Exercise requirements: Every entry that follows should be reproduced exactly.

(Stored data)
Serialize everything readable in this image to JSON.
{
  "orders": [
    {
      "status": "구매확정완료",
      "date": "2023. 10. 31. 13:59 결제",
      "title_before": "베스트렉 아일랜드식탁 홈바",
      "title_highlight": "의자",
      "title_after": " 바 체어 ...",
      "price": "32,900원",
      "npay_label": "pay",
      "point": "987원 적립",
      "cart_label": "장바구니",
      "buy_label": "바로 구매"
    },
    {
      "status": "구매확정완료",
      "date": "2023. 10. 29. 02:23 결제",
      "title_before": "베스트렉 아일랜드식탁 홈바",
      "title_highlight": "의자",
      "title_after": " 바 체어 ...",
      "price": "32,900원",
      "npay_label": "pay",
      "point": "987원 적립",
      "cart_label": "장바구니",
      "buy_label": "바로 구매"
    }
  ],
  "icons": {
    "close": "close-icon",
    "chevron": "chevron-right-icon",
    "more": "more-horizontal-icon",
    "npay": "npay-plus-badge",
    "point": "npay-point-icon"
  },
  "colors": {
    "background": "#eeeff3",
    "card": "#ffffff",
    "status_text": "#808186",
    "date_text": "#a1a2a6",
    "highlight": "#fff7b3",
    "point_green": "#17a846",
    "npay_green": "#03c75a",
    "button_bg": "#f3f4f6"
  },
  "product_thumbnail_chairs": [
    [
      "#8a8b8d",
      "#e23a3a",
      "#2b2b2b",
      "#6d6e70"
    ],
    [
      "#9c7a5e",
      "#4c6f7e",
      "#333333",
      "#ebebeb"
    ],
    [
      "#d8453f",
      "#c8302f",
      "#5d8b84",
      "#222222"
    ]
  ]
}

Correct response:
Serialize everything readable in this image to JSON.
{
  "orders": [
    {
      "status": "구매확정완료",
      "date": "2023. 10. 31. 13:59 결제",
      "title_before": "베스트렉 아일랜드식탁 홈바",
      "title_highlight": "의자",
      "title_after": " 바 체어 ...",
      "price": "32,900원",
      "npay_label": "pay",
      "point": "987원 적립",
      "cart_label": "장바구니",
      "buy_label": "바로 구매"
    },
    {
      "status": "구매확정완료",
      "date": "2023. 10. 29. 02:23 결제",
      "title_before": "베스트렉 아일랜드식탁 홈바",
      "title_highlight": "의자",
      "title_after": " 바 체어 ...",
      "price": "32,900원",
      "npay_label": "pay",
      "point": "987원 적립",
      "cart_label": "장바구니",
      "buy_label": "바로 구매"
    }
  ],
  "icons": {
    "close": "close-icon",
    "chevron": "chevron-right-icon",
    "more": "more-horizontal-icon",
    "npay": "npay-plus-badge",
    "point": "npay-point-icon"
  },
  "colors": {
    "background": "#eeeff3",
    "card": "#ffffff",
    "status_text": "#808186",
    "date_text": "#a1a2a6",
    "highlight": "#fff7b3",
    "point_green": "#17a846",
    "npay_green": "#03c75a",
    "button_bg": "#f3f4f6"
  },
  "product_thumbnail_chairs": [
    [
      "#8a8b8d",
      "#e23a3a",
      "#2b2b2b",
      "#6d6e70"
    ],
    [
      "#9c7a5e",
      "#4c6f7e",
      "#333333",
      "#ebebeb"
    ],
    [
      "#d8453f",
      "#c8302f",
      "#5d8b84",
      "#222222"
    ]
  ]
}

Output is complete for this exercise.